---------- Given data ----------

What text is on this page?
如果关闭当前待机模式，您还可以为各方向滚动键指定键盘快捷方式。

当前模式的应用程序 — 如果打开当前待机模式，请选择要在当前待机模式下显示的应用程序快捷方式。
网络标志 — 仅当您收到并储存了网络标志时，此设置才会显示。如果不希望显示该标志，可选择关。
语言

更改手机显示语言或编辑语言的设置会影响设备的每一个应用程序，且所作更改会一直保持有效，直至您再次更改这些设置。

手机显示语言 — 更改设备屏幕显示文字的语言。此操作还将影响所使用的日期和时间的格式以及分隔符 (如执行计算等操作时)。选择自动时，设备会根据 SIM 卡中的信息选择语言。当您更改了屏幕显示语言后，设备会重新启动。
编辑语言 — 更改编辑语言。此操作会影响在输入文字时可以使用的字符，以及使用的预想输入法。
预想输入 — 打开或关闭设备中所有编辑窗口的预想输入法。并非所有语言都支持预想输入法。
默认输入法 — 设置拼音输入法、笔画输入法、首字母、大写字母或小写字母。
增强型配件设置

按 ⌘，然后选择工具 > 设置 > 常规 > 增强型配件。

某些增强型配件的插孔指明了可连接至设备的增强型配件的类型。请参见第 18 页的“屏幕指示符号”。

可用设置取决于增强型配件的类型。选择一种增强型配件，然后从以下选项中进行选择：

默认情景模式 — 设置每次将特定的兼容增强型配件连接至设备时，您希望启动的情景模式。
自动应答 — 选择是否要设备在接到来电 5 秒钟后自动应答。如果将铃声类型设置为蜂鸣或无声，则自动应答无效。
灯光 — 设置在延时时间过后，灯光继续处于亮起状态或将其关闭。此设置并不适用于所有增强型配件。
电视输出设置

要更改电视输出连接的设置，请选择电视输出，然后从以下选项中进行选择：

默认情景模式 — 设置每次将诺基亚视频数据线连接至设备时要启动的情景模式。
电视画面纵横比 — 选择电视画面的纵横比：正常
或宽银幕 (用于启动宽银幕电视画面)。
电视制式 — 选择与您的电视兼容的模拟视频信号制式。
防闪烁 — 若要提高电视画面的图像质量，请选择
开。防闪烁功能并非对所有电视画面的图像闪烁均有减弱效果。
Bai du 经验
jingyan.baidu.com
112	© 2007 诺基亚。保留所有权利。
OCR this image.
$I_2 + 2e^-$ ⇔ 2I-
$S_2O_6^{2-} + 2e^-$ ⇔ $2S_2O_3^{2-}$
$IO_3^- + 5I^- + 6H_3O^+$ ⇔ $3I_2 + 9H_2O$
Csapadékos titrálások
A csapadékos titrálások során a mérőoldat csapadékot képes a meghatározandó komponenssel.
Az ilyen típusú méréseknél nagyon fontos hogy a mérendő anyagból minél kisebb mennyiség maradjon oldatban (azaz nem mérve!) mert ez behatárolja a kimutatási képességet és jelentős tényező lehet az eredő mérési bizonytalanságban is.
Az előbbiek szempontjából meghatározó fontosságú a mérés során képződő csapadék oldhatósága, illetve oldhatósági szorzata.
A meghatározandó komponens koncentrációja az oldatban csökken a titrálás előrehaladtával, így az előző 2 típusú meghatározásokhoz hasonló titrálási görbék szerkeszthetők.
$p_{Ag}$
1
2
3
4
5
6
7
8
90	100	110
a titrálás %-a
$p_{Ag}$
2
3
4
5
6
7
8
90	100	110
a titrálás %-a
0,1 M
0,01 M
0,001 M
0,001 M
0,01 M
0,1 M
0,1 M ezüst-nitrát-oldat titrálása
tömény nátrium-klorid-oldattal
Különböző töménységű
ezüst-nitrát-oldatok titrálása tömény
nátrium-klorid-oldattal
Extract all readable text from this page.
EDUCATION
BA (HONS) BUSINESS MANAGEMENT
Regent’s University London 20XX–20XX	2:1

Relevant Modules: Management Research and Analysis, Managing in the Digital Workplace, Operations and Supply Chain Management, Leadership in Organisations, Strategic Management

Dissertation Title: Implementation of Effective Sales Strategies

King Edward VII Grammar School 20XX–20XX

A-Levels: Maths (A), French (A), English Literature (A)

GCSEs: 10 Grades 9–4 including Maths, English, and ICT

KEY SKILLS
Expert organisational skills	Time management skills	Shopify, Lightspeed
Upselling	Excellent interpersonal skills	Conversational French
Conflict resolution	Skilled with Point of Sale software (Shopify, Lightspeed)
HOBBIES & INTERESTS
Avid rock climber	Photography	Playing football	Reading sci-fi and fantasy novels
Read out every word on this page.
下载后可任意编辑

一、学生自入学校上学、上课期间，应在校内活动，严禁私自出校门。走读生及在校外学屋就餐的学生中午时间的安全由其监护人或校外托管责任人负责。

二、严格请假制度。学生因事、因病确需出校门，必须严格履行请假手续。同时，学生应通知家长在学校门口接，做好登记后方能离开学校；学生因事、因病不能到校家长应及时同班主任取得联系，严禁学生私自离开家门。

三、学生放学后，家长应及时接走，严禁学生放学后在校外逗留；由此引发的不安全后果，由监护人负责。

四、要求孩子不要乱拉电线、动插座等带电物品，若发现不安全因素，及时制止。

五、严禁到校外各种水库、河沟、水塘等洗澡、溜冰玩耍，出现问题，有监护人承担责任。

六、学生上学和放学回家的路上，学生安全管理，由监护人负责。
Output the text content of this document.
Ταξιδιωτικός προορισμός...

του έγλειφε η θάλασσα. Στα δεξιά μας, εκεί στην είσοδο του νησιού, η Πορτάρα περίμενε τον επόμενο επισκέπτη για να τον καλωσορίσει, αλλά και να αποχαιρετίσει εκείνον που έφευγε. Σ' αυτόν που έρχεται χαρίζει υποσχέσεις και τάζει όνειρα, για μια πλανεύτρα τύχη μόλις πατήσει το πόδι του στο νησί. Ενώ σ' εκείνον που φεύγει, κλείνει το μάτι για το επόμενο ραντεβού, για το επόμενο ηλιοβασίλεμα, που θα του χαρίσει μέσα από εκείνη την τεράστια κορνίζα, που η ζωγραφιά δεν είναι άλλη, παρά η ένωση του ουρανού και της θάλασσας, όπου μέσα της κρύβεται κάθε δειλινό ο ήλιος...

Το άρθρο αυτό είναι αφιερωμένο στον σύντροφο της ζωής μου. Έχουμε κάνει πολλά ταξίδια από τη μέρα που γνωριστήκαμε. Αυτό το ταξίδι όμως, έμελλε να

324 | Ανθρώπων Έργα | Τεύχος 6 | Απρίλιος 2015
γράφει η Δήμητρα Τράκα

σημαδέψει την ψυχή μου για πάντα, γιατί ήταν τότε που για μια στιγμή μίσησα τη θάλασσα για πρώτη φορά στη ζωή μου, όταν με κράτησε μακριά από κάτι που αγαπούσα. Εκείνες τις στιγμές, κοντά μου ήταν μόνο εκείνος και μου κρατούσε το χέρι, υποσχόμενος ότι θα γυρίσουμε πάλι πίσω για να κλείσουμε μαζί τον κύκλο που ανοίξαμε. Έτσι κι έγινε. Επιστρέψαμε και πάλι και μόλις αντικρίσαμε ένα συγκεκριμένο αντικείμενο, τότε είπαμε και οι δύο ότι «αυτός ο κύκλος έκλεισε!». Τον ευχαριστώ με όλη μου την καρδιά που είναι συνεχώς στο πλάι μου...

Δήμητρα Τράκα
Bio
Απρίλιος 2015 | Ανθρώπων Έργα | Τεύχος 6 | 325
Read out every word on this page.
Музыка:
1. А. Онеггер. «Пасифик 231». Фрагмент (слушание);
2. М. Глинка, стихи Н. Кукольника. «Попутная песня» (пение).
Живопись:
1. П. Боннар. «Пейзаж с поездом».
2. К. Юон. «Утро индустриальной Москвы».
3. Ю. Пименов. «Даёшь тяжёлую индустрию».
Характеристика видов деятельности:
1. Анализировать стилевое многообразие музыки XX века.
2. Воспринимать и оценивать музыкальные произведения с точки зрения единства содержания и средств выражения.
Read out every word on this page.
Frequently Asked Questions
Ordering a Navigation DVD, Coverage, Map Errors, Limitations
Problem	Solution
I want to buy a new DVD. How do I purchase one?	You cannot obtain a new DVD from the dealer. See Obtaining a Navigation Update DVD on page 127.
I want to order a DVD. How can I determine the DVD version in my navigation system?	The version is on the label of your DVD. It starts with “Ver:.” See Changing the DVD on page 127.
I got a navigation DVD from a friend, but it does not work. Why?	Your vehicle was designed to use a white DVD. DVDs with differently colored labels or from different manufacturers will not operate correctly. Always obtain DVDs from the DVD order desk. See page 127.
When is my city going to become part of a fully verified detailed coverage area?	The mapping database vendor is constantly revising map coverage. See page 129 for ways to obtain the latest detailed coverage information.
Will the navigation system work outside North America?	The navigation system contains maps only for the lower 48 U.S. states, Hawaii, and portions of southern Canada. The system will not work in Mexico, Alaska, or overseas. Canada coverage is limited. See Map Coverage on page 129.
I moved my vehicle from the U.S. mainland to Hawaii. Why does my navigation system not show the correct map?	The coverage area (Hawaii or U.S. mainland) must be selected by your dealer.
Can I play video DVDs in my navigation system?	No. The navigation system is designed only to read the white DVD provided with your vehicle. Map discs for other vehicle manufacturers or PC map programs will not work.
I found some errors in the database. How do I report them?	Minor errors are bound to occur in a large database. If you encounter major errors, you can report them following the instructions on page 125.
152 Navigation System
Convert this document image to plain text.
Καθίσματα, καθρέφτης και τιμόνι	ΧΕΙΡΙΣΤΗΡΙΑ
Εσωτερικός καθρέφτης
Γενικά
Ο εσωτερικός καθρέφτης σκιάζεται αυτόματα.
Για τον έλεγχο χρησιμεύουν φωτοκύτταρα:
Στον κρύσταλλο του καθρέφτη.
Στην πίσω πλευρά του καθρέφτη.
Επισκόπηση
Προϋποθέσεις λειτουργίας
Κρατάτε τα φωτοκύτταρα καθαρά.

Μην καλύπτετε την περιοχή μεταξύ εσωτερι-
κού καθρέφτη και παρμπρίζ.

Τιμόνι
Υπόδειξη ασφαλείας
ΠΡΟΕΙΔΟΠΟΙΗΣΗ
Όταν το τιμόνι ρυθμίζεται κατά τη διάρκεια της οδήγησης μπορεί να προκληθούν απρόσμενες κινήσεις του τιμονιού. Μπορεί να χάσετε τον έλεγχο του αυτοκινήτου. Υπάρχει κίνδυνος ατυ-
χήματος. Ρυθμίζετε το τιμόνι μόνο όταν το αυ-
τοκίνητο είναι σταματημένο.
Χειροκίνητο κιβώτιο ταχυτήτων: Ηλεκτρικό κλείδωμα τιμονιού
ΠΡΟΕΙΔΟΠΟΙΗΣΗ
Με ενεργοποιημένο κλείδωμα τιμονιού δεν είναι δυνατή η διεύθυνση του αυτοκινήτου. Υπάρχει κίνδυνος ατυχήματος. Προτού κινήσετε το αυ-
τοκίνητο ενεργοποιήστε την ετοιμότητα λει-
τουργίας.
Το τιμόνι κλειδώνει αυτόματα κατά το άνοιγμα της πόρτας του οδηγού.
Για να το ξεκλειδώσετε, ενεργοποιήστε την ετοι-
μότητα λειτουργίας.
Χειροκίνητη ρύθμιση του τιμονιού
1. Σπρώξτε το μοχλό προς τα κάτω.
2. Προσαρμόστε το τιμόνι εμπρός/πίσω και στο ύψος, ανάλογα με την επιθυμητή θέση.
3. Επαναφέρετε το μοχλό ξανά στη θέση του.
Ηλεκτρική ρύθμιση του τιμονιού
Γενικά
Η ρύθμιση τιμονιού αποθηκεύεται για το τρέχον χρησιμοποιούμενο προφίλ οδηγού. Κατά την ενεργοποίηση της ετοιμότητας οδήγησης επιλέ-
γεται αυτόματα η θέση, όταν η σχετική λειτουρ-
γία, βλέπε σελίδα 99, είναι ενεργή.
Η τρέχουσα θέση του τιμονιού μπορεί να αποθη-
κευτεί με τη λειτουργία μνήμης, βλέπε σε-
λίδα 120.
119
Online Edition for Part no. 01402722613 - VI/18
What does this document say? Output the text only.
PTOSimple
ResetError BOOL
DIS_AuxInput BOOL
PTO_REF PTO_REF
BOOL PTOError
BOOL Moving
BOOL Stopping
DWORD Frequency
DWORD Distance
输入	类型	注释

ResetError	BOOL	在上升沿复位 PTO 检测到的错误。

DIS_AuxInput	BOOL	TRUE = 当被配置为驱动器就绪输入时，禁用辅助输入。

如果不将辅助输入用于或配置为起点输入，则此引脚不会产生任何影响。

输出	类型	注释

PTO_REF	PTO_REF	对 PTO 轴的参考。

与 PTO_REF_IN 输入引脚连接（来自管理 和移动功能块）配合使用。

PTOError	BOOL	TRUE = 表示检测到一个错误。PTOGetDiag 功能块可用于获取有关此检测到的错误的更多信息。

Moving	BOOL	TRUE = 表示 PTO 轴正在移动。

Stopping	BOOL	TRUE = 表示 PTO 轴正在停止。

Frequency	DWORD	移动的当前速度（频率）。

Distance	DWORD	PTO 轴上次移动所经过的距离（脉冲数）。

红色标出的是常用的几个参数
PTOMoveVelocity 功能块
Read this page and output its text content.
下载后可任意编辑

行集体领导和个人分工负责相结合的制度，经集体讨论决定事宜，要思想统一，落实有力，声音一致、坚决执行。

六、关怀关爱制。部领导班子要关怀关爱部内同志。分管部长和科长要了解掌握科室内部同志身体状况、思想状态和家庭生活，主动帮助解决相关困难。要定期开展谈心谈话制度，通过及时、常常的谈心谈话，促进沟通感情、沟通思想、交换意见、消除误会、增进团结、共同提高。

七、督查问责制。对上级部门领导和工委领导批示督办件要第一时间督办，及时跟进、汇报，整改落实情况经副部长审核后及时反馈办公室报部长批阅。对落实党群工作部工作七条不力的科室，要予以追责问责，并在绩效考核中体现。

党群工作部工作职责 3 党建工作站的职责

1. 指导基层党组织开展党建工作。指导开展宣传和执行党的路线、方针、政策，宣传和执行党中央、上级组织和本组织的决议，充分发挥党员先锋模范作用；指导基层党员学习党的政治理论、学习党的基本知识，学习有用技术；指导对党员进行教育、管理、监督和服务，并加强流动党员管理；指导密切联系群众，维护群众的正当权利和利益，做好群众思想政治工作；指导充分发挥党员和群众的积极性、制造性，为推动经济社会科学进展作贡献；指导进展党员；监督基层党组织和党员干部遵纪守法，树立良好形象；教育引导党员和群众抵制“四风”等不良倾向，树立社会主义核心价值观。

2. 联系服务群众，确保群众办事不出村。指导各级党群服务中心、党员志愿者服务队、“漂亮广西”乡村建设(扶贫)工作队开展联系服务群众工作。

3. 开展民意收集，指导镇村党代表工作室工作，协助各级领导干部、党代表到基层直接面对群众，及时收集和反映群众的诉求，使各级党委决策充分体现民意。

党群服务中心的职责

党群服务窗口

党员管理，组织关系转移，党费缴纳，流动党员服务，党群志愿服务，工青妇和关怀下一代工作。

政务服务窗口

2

----------

## [Given problem]
Extract every line above containing the word "Frequency".

## [Solution for this exercise]
DWORD Frequency
Frequency	DWORD	移动的当前速度（频率）。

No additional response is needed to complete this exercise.